Start RECORDS TO USE

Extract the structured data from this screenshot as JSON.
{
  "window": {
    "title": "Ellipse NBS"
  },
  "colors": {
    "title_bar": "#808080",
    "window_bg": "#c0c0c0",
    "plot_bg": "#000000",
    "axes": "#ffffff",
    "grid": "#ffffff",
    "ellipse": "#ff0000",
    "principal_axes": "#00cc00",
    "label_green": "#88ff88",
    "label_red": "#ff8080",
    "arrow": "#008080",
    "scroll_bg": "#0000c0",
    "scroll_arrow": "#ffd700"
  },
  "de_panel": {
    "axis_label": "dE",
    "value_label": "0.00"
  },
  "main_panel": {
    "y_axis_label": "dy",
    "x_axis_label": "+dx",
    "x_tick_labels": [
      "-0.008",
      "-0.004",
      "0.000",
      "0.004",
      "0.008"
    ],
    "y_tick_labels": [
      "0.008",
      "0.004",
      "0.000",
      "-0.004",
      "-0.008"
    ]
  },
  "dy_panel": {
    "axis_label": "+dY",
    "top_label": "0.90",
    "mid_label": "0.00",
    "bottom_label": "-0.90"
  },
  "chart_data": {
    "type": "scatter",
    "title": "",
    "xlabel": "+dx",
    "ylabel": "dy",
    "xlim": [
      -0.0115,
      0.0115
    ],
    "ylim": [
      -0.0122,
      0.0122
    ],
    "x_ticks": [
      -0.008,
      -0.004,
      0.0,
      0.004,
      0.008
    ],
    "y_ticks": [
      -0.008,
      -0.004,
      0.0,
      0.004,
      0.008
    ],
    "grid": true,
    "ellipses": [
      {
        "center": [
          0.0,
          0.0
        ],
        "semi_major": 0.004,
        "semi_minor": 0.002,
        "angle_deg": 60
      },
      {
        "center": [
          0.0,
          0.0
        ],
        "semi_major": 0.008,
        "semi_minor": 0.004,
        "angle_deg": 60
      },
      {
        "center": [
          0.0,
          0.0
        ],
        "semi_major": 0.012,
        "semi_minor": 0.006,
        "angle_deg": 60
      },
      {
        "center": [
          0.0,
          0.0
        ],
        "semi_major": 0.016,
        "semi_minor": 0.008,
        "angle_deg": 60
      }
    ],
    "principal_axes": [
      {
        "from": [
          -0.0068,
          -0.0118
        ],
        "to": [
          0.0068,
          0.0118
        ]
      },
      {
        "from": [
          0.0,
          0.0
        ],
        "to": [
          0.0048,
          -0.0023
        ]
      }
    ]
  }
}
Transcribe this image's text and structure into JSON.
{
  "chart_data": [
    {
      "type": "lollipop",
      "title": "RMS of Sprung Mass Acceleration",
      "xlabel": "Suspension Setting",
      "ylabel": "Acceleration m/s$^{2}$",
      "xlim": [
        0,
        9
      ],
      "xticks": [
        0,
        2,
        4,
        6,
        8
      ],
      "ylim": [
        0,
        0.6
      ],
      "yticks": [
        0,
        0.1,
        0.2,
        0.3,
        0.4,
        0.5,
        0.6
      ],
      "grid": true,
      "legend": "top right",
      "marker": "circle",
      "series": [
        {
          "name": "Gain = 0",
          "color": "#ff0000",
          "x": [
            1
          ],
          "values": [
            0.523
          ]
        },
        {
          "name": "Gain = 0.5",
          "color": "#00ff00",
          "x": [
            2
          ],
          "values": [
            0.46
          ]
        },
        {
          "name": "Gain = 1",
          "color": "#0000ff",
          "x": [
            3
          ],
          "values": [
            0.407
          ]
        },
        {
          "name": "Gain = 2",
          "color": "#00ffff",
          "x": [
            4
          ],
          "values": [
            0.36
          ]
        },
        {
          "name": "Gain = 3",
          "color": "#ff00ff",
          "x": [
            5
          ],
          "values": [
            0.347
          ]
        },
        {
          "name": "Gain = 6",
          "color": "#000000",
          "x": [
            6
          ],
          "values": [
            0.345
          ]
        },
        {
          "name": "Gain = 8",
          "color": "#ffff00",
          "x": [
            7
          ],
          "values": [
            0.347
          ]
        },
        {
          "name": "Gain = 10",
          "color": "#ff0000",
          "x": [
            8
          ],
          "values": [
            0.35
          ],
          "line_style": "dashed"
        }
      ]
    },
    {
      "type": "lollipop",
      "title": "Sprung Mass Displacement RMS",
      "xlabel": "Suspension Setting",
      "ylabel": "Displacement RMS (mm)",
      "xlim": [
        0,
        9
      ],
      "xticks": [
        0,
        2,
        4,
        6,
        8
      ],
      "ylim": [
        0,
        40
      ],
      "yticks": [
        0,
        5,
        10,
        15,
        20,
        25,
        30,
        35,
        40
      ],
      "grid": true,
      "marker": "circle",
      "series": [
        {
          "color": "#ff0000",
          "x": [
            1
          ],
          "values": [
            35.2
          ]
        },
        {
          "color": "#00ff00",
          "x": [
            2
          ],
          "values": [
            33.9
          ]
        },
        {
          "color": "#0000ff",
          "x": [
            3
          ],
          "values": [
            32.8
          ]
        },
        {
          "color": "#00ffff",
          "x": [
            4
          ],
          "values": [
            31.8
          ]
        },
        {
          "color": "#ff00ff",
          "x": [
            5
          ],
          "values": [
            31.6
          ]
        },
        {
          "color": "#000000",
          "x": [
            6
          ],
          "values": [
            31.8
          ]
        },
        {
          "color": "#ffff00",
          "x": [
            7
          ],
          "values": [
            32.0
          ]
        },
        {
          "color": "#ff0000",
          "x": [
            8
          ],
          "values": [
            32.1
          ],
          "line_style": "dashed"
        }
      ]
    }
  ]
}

End RECORDS TO USE

### TASK PROMPT
Set down all of the data above, word for word.

### FINISHED ANSWER
Extract the structured data from this screenshot as JSON.
{
  "window": {
    "title": "Ellipse NBS"
  },
  "colors": {
    "title_bar": "#808080",
    "window_bg": "#c0c0c0",
    "plot_bg": "#000000",
    "axes": "#ffffff",
    "grid": "#ffffff",
    "ellipse": "#ff0000",
    "principal_axes": "#00cc00",
    "label_green": "#88ff88",
    "label_red": "#ff8080",
    "arrow": "#008080",
    "scroll_bg": "#0000c0",
    "scroll_arrow": "#ffd700"
  },
  "de_panel": {
    "axis_label": "dE",
    "value_label": "0.00"
  },
  "main_panel": {
    "y_axis_label": "dy",
    "x_axis_label": "+dx",
    "x_tick_labels": [
      "-0.008",
      "-0.004",
      "0.000",
      "0.004",
      "0.008"
    ],
    "y_tick_labels": [
      "0.008",
      "0.004",
      "0.000",
      "-0.004",
      "-0.008"
    ]
  },
  "dy_panel": {
    "axis_label": "+dY",
    "top_label": "0.90",
    "mid_label": "0.00",
    "bottom_label": "-0.90"
  },
  "chart_data": {
    "type": "scatter",
    "title": "",
    "xlabel": "+dx",
    "ylabel": "dy",
    "xlim": [
      -0.0115,
      0.0115
    ],
    "ylim": [
      -0.0122,
      0.0122
    ],
    "x_ticks": [
      -0.008,
      -0.004,
      0.0,
      0.004,
      0.008
    ],
    "y_ticks": [
      -0.008,
      -0.004,
      0.0,
      0.004,
      0.008
    ],
    "grid": true,
    "ellipses": [
      {
        "center": [
          0.0,
          0.0
        ],
        "semi_major": 0.004,
        "semi_minor": 0.002,
        "angle_deg": 60
      },
      {
        "center": [
          0.0,
          0.0
        ],
        "semi_major": 0.008,
        "semi_minor": 0.004,
        "angle_deg": 60
      },
      {
        "center": [
          0.0,
          0.0
        ],
        "semi_major": 0.012,
        "semi_minor": 0.006,
        "angle_deg": 60
      },
      {
        "center": [
          0.0,
          0.0
        ],
        "semi_major": 0.016,
        "semi_minor": 0.008,
        "angle_deg": 60
      }
    ],
    "principal_axes": [
      {
        "from": [
          -0.0068,
          -0.0118
        ],
        "to": [
          0.0068,
          0.0118
        ]
      },
      {
        "from": [
          0.0,
          0.0
        ],
        "to": [
          0.0048,
          -0.0023
        ]
      }
    ]
  }
}
Transcribe this image's text and structure into JSON.
{
  "chart_data": [
    {
      "type": "lollipop",
      "title": "RMS of Sprung Mass Acceleration",
      "xlabel": "Suspension Setting",
      "ylabel": "Acceleration m/s$^{2}$",
      "xlim": [
        0,
        9
      ],
      "xticks": [
        0,
        2,
        4,
        6,
        8
      ],
      "ylim": [
        0,
        0.6
      ],
      "yticks": [
        0,
        0.1,
        0.2,
        0.3,
        0.4,
        0.5,
        0.6
      ],
      "grid": true,
      "legend": "top right",
      "marker": "circle",
      "series": [
        {
          "name": "Gain = 0",
          "color": "#ff0000",
          "x": [
            1
          ],
          "values": [
            0.523
          ]
        },
        {
          "name": "Gain = 0.5",
          "color": "#00ff00",
          "x": [
            2
          ],
          "values": [
            0.46
          ]
        },
        {
          "name": "Gain = 1",
          "color": "#0000ff",
          "x": [
            3
          ],
          "values": [
            0.407
          ]
        },
        {
          "name": "Gain = 2",
          "color": "#00ffff",
          "x": [
            4
          ],
          "values": [
            0.36
          ]
        },
        {
          "name": "Gain = 3",
          "color": "#ff00ff",
          "x": [
            5
          ],
          "values": [
            0.347
          ]
        },
        {
          "name": "Gain = 6",
          "color": "#000000",
          "x": [
            6
          ],
          "values": [
            0.345
          ]
        },
        {
          "name": "Gain = 8",
          "color": "#ffff00",
          "x": [
            7
          ],
          "values": [
            0.347
          ]
        },
        {
          "name": "Gain = 10",
          "color": "#ff0000",
          "x": [
            8
          ],
          "values": [
            0.35
          ],
          "line_style": "dashed"
        }
      ]
    },
    {
      "type": "lollipop",
      "title": "Sprung Mass Displacement RMS",
      "xlabel": "Suspension Setting",
      "ylabel": "Displacement RMS (mm)",
      "xlim": [
        0,
        9
      ],
      "xticks": [
        0,
        2,
        4,
        6,
        8
      ],
      "ylim": [
        0,
        40
      ],
      "yticks": [
        0,
        5,
        10,
        15,
        20,
        25,
        30,
        35,
        40
      ],
      "grid": true,
      "marker": "circle",
      "series": [
        {
          "color": "#ff0000",
          "x": [
            1
          ],
          "values": [
            35.2
          ]
        },
        {
          "color": "#00ff00",
          "x": [
            2
          ],
          "values": [
            33.9
          ]
        },
        {
          "color": "#0000ff",
          "x": [
            3
          ],
          "values": [
            32.8
          ]
        },
        {
          "color": "#00ffff",
          "x": [
            4
          ],
          "values": [
            31.8
          ]
        },
        {
          "color": "#ff00ff",
          "x": [
            5
          ],
          "values": [
            31.6
          ]
        },
        {
          "color": "#000000",
          "x": [
            6
          ],
          "values": [
            31.8
          ]
        },
        {
          "color": "#ffff00",
          "x": [
            7
          ],
          "values": [
            32.0
          ]
        },
        {
          "color": "#ff0000",
          "x": [
            8
          ],
          "values": [
            32.1
          ],
          "line_style": "dashed"
        }
      ]
    }
  ]
}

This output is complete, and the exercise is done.